Required task — Report all lines holding "title".

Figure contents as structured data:

[Start]

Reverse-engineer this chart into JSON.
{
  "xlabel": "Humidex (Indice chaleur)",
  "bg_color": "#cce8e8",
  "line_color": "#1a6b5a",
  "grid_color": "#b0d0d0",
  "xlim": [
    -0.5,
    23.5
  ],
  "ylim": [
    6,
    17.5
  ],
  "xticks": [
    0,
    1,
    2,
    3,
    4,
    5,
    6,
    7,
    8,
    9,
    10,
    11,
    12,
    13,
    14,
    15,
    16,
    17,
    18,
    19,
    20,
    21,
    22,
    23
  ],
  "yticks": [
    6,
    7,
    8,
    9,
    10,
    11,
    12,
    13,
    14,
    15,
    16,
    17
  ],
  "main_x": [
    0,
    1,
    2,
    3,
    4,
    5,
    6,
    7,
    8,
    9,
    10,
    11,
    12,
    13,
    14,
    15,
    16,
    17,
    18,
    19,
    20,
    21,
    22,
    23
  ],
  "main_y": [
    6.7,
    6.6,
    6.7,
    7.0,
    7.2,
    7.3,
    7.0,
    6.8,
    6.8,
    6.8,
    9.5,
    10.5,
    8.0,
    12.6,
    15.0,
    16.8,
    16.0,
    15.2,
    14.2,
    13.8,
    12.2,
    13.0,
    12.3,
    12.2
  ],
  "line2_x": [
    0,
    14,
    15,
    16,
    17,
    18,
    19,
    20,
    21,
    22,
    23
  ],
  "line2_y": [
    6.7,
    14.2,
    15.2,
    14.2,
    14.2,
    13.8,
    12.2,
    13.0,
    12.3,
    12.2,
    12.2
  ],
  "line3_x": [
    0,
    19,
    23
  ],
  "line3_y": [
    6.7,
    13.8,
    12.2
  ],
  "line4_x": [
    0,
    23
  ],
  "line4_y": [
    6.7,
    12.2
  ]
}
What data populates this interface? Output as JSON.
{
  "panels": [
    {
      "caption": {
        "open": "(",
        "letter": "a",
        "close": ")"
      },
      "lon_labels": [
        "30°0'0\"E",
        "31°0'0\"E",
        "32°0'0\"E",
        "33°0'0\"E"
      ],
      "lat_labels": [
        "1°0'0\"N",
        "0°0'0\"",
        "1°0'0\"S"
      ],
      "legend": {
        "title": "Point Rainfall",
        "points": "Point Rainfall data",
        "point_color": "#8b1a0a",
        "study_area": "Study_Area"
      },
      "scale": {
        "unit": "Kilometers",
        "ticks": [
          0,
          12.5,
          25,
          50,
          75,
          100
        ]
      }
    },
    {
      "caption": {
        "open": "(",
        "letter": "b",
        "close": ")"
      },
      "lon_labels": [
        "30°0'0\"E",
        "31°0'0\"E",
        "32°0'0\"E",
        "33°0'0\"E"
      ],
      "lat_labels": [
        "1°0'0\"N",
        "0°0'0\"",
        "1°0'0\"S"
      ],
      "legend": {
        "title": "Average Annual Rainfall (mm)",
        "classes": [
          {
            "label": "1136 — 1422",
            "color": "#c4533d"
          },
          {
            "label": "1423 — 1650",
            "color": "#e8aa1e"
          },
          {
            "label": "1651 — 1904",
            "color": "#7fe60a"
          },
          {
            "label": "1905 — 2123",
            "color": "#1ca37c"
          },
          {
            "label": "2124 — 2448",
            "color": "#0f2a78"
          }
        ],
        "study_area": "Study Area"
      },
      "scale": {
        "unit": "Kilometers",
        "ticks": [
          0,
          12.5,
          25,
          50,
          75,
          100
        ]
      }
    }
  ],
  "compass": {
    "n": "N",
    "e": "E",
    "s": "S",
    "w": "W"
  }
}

[End]

The answer —
        "title": "Point Rainfall",
        "title": "Average Annual Rainfall (mm)",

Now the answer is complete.